>> START Provided entries
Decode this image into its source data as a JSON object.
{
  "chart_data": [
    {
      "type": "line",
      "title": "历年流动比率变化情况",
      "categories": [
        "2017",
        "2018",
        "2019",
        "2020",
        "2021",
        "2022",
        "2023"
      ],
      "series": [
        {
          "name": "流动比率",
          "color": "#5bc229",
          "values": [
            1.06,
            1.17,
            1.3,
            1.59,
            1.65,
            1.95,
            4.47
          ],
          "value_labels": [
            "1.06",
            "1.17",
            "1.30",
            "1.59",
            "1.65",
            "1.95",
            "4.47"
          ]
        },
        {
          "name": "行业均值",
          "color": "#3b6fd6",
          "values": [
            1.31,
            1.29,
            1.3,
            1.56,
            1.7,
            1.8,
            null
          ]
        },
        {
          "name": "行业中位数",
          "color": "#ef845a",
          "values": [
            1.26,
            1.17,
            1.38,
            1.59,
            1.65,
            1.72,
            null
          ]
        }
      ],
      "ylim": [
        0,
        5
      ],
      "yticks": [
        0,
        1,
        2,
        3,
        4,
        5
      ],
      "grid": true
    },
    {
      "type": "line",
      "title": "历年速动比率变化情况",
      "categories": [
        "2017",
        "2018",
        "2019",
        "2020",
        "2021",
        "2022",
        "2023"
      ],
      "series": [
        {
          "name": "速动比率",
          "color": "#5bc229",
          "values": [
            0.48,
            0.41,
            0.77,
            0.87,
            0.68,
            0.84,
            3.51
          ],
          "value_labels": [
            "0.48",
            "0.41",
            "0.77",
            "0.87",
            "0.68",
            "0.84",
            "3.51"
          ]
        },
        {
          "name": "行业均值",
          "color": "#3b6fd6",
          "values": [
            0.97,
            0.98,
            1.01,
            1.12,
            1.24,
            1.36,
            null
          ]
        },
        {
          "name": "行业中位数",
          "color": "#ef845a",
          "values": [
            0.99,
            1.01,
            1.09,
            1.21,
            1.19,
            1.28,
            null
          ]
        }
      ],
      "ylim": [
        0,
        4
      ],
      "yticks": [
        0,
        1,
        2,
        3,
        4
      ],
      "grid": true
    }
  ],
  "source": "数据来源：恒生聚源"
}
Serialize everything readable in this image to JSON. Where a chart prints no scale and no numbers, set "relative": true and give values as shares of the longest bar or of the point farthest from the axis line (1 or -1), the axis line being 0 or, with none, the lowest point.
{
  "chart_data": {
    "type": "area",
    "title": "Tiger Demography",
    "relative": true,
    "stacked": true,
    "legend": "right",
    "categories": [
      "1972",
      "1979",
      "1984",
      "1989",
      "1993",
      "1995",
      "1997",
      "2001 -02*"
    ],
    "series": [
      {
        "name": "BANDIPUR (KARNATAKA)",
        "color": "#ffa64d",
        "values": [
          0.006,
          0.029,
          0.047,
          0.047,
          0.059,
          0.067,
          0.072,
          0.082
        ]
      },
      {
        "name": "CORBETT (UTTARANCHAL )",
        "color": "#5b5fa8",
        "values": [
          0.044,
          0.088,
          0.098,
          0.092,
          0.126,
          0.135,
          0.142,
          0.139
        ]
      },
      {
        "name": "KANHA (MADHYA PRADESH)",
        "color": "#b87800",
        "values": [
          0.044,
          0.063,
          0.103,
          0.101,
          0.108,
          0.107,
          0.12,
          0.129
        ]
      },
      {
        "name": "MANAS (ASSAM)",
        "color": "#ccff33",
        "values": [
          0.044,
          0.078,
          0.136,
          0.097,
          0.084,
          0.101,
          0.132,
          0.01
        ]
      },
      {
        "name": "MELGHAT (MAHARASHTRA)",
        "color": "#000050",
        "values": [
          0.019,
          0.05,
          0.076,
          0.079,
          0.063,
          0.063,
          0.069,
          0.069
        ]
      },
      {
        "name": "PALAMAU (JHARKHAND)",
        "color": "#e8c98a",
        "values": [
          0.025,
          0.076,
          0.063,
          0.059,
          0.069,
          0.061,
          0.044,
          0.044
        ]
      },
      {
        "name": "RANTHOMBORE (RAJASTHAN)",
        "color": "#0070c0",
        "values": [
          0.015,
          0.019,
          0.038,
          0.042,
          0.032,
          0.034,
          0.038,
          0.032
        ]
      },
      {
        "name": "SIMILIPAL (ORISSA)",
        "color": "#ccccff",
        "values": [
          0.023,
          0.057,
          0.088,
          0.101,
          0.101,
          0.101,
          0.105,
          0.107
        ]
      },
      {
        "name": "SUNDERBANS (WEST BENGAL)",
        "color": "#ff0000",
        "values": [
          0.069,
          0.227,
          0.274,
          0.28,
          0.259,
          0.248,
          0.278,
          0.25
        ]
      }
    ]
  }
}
>> END Provided entries
Directions
Copy out the full set of records precisely, leaving nothing out.

Correct answer
Decode this image into its source data as a JSON object.
{
  "chart_data": [
    {
      "type": "line",
      "title": "历年流动比率变化情况",
      "categories": [
        "2017",
        "2018",
        "2019",
        "2020",
        "2021",
        "2022",
        "2023"
      ],
      "series": [
        {
          "name": "流动比率",
          "color": "#5bc229",
          "values": [
            1.06,
            1.17,
            1.3,
            1.59,
            1.65,
            1.95,
            4.47
          ],
          "value_labels": [
            "1.06",
            "1.17",
            "1.30",
            "1.59",
            "1.65",
            "1.95",
            "4.47"
          ]
        },
        {
          "name": "行业均值",
          "color": "#3b6fd6",
          "values": [
            1.31,
            1.29,
            1.3,
            1.56,
            1.7,
            1.8,
            null
          ]
        },
        {
          "name": "行业中位数",
          "color": "#ef845a",
          "values": [
            1.26,
            1.17,
            1.38,
            1.59,
            1.65,
            1.72,
            null
          ]
        }
      ],
      "ylim": [
        0,
        5
      ],
      "yticks": [
        0,
        1,
        2,
        3,
        4,
        5
      ],
      "grid": true
    },
    {
      "type": "line",
      "title": "历年速动比率变化情况",
      "categories": [
        "2017",
        "2018",
        "2019",
        "2020",
        "2021",
        "2022",
        "2023"
      ],
      "series": [
        {
          "name": "速动比率",
          "color": "#5bc229",
          "values": [
            0.48,
            0.41,
            0.77,
            0.87,
            0.68,
            0.84,
            3.51
          ],
          "value_labels": [
            "0.48",
            "0.41",
            "0.77",
            "0.87",
            "0.68",
            "0.84",
            "3.51"
          ]
        },
        {
          "name": "行业均值",
          "color": "#3b6fd6",
          "values": [
            0.97,
            0.98,
            1.01,
            1.12,
            1.24,
            1.36,
            null
          ]
        },
        {
          "name": "行业中位数",
          "color": "#ef845a",
          "values": [
            0.99,
            1.01,
            1.09,
            1.21,
            1.19,
            1.28,
            null
          ]
        }
      ],
      "ylim": [
        0,
        4
      ],
      "yticks": [
        0,
        1,
        2,
        3,
        4
      ],
      "grid": true
    }
  ],
  "source": "数据来源：恒生聚源"
}
Serialize everything readable in this image to JSON. Where a chart prints no scale and no numbers, set "relative": true and give values as shares of the longest bar or of the point farthest from the axis line (1 or -1), the axis line being 0 or, with none, the lowest point.
{
  "chart_data": {
    "type": "area",
    "title": "Tiger Demography",
    "relative": true,
    "stacked": true,
    "legend": "right",
    "categories": [
      "1972",
      "1979",
      "1984",
      "1989",
      "1993",
      "1995",
      "1997",
      "2001 -02*"
    ],
    "series": [
      {
        "name": "BANDIPUR (KARNATAKA)",
        "color": "#ffa64d",
        "values": [
          0.006,
          0.029,
          0.047,
          0.047,
          0.059,
          0.067,
          0.072,
          0.082
        ]
      },
      {
        "name": "CORBETT (UTTARANCHAL )",
        "color": "#5b5fa8",
        "values": [
          0.044,
          0.088,
          0.098,
          0.092,
          0.126,
          0.135,
          0.142,
          0.139
        ]
      },
      {
        "name": "KANHA (MADHYA PRADESH)",
        "color": "#b87800",
        "values": [
          0.044,
          0.063,
          0.103,
          0.101,
          0.108,
          0.107,
          0.12,
          0.129
        ]
      },
      {
        "name": "MANAS (ASSAM)",
        "color": "#ccff33",
        "values": [
          0.044,
          0.078,
          0.136,
          0.097,
          0.084,
          0.101,
          0.132,
          0.01
        ]
      },
      {
        "name": "MELGHAT (MAHARASHTRA)",
        "color": "#000050",
        "values": [
          0.019,
          0.05,
          0.076,
          0.079,
          0.063,
          0.063,
          0.069,
          0.069
        ]
      },
      {
        "name": "PALAMAU (JHARKHAND)",
        "color": "#e8c98a",
        "values": [
          0.025,
          0.076,
          0.063,
          0.059,
          0.069,
          0.061,
          0.044,
          0.044
        ]
      },
      {
        "name": "RANTHOMBORE (RAJASTHAN)",
        "color": "#0070c0",
        "values": [
          0.015,
          0.019,
          0.038,
          0.042,
          0.032,
          0.034,
          0.038,
          0.032
        ]
      },
      {
        "name": "SIMILIPAL (ORISSA)",
        "color": "#ccccff",
        "values": [
          0.023,
          0.057,
          0.088,
          0.101,
          0.101,
          0.101,
          0.105,
          0.107
        ]
      },
      {
        "name": "SUNDERBANS (WEST BENGAL)",
        "color": "#ff0000",
        "values": [
          0.069,
          0.227,
          0.274,
          0.28,
          0.259,
          0.248,
          0.278,
          0.25
        ]
      }
    ]
  }
}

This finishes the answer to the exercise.